-- START EXTRACTED ENTRIES --
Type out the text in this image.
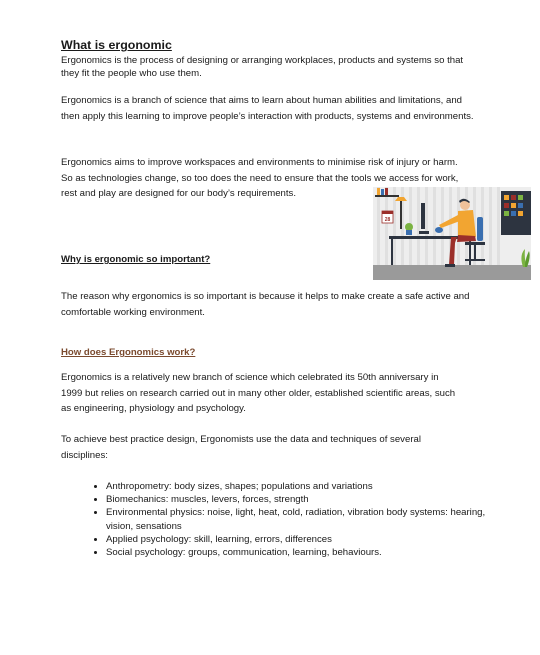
What is ergonomic

Ergonomics is the process of designing or arranging workplaces, products and systems so that they fit the people who use them.

Ergonomics is a branch of science that aims to learn about human abilities and limitations, and then apply this learning to improve people’s interaction with products, systems and environments.

Ergonomics aims to improve workspaces and environments to minimise risk of injury or harm. So as technologies change, so too does the need to ensure that the tools we access for work, rest and play are designed for our body’s requirements.

28
Why is ergonomic so important?

The reason why ergonomics is so important is because it helps to make create a safe active and comfortable working environment.

How does Ergonomics work?

Ergonomics is a relatively new branch of science which celebrated its 50th anniversary in 1999 but relies on research carried out in many other older, established scientific areas, such as engineering, physiology and psychology.

To achieve best practice design, Ergonomists use the data and techniques of several disciplines:

• Anthropometry: body sizes, shapes; populations and variations
• Biomechanics: muscles, levers, forces, strength
• Environmental physics: noise, light, heat, cold, radiation, vibration body systems: hearing, vision, sensations
• Applied psychology: skill, learning, errors, differences
• Social psychology: groups, communication, learning, behaviours.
-- END EXTRACTED ENTRIES --
STATED PROBLEM ▸ Copy every entry word for word, but omit the pictures.

CORRECT OUTPUT ▸
Type out the text in this image.
What is ergonomic

Ergonomics is the process of designing or arranging workplaces, products and systems so that they fit the people who use them.

Ergonomics is a branch of science that aims to learn about human abilities and limitations, and then apply this learning to improve people’s interaction with products, systems and environments.

Ergonomics aims to improve workspaces and environments to minimise risk of injury or harm. So as technologies change, so too does the need to ensure that the tools we access for work, rest and play are designed for our body’s requirements.

28
Why is ergonomic so important?

The reason why ergonomics is so important is because it helps to make create a safe active and comfortable working environment.

How does Ergonomics work?

Ergonomics is a relatively new branch of science which celebrated its 50th anniversary in 1999 but relies on research carried out in many other older, established scientific areas, such as engineering, physiology and psychology.

To achieve best practice design, Ergonomists use the data and techniques of several disciplines:

• Anthropometry: body sizes, shapes; populations and variations
• Biomechanics: muscles, levers, forces, strength
• Environmental physics: noise, light, heat, cold, radiation, vibration body systems: hearing, vision, sensations
• Applied psychology: skill, learning, errors, differences
• Social psychology: groups, communication, learning, behaviours.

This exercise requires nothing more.